# Exercise instructions:
The complete listing should be restated exactly.

>> Begin Provided records

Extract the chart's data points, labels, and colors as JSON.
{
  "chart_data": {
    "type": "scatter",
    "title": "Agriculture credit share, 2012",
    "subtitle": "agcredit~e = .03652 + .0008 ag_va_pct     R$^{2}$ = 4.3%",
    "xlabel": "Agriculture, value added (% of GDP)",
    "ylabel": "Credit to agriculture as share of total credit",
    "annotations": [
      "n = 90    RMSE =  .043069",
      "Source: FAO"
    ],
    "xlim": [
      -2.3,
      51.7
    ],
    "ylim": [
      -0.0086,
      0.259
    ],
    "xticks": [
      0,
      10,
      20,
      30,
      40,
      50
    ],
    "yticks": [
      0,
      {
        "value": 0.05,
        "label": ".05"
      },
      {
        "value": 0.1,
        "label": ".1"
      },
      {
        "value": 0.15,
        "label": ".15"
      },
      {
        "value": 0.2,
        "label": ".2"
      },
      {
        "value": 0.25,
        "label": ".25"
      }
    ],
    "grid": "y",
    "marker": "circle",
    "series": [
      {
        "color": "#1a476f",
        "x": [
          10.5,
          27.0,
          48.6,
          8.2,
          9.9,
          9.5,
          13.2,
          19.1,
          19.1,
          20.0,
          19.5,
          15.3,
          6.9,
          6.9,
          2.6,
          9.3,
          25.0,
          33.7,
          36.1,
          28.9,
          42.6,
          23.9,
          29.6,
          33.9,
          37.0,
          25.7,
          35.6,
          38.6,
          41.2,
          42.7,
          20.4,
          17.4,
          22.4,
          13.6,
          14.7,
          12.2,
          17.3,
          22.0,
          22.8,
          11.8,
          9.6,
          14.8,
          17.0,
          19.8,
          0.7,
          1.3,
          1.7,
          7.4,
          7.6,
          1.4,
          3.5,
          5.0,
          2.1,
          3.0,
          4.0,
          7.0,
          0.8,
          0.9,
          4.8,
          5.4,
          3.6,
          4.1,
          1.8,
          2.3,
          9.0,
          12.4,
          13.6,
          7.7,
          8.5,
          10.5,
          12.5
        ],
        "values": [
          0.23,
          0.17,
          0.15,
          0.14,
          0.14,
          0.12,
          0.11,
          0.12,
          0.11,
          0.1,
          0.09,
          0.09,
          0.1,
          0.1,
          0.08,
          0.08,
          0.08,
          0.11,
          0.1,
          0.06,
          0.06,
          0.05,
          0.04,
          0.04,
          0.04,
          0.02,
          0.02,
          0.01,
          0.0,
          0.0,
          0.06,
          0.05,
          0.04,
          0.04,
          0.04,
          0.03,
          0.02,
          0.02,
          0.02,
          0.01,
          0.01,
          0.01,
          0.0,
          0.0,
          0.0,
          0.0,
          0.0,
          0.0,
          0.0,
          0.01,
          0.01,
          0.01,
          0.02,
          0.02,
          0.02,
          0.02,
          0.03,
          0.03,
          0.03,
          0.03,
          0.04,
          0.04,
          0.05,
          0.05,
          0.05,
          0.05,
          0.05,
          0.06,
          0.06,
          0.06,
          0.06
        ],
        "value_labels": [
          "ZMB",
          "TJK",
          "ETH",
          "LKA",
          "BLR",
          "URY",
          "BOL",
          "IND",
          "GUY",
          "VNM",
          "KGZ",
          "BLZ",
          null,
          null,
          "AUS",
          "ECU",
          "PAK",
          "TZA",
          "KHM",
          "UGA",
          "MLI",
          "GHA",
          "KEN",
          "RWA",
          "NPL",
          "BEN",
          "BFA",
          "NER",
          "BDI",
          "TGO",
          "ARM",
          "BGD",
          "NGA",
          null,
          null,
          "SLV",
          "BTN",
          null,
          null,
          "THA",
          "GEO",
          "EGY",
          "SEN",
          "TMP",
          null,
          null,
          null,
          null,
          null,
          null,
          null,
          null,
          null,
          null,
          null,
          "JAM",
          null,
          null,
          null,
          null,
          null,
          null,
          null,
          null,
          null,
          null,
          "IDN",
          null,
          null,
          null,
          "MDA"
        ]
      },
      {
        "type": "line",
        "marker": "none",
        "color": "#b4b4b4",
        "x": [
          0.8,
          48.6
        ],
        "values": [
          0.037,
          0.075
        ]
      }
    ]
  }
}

>> End Provided records

# Task response:
Extract the chart's data points, labels, and colors as JSON.
{
  "chart_data": {
    "type": "scatter",
    "title": "Agriculture credit share, 2012",
    "subtitle": "agcredit~e = .03652 + .0008 ag_va_pct     R$^{2}$ = 4.3%",
    "xlabel": "Agriculture, value added (% of GDP)",
    "ylabel": "Credit to agriculture as share of total credit",
    "annotations": [
      "n = 90    RMSE =  .043069",
      "Source: FAO"
    ],
    "xlim": [
      -2.3,
      51.7
    ],
    "ylim": [
      -0.0086,
      0.259
    ],
    "xticks": [
      0,
      10,
      20,
      30,
      40,
      50
    ],
    "yticks": [
      0,
      {
        "value": 0.05,
        "label": ".05"
      },
      {
        "value": 0.1,
        "label": ".1"
      },
      {
        "value": 0.15,
        "label": ".15"
      },
      {
        "value": 0.2,
        "label": ".2"
      },
      {
        "value": 0.25,
        "label": ".25"
      }
    ],
    "grid": "y",
    "marker": "circle",
    "series": [
      {
        "color": "#1a476f",
        "x": [
          10.5,
          27.0,
          48.6,
          8.2,
          9.9,
          9.5,
          13.2,
          19.1,
          19.1,
          20.0,
          19.5,
          15.3,
          6.9,
          6.9,
          2.6,
          9.3,
          25.0,
          33.7,
          36.1,
          28.9,
          42.6,
          23.9,
          29.6,
          33.9,
          37.0,
          25.7,
          35.6,
          38.6,
          41.2,
          42.7,
          20.4,
          17.4,
          22.4,
          13.6,
          14.7,
          12.2,
          17.3,
          22.0,
          22.8,
          11.8,
          9.6,
          14.8,
          17.0,
          19.8,
          0.7,
          1.3,
          1.7,
          7.4,
          7.6,
          1.4,
          3.5,
          5.0,
          2.1,
          3.0,
          4.0,
          7.0,
          0.8,
          0.9,
          4.8,
          5.4,
          3.6,
          4.1,
          1.8,
          2.3,
          9.0,
          12.4,
          13.6,
          7.7,
          8.5,
          10.5,
          12.5
        ],
        "values": [
          0.23,
          0.17,
          0.15,
          0.14,
          0.14,
          0.12,
          0.11,
          0.12,
          0.11,
          0.1,
          0.09,
          0.09,
          0.1,
          0.1,
          0.08,
          0.08,
          0.08,
          0.11,
          0.1,
          0.06,
          0.06,
          0.05,
          0.04,
          0.04,
          0.04,
          0.02,
          0.02,
          0.01,
          0.0,
          0.0,
          0.06,
          0.05,
          0.04,
          0.04,
          0.04,
          0.03,
          0.02,
          0.02,
          0.02,
          0.01,
          0.01,
          0.01,
          0.0,
          0.0,
          0.0,
          0.0,
          0.0,
          0.0,
          0.0,
          0.01,
          0.01,
          0.01,
          0.02,
          0.02,
          0.02,
          0.02,
          0.03,
          0.03,
          0.03,
          0.03,
          0.04,
          0.04,
          0.05,
          0.05,
          0.05,
          0.05,
          0.05,
          0.06,
          0.06,
          0.06,
          0.06
        ],
        "value_labels": [
          "ZMB",
          "TJK",
          "ETH",
          "LKA",
          "BLR",
          "URY",
          "BOL",
          "IND",
          "GUY",
          "VNM",
          "KGZ",
          "BLZ",
          null,
          null,
          "AUS",
          "ECU",
          "PAK",
          "TZA",
          "KHM",
          "UGA",
          "MLI",
          "GHA",
          "KEN",
          "RWA",
          "NPL",
          "BEN",
          "BFA",
          "NER",
          "BDI",
          "TGO",
          "ARM",
          "BGD",
          "NGA",
          null,
          null,
          "SLV",
          "BTN",
          null,
          null,
          "THA",
          "GEO",
          "EGY",
          "SEN",
          "TMP",
          null,
          null,
          null,
          null,
          null,
          null,
          null,
          null,
          null,
          null,
          null,
          "JAM",
          null,
          null,
          null,
          null,
          null,
          null,
          null,
          null,
          null,
          null,
          "IDN",
          null,
          null,
          null,
          "MDA"
        ]
      },
      {
        "type": "line",
        "marker": "none",
        "color": "#b4b4b4",
        "x": [
          0.8,
          48.6
        ],
        "values": [
          0.037,
          0.075
        ]
      }
    ]
  }
}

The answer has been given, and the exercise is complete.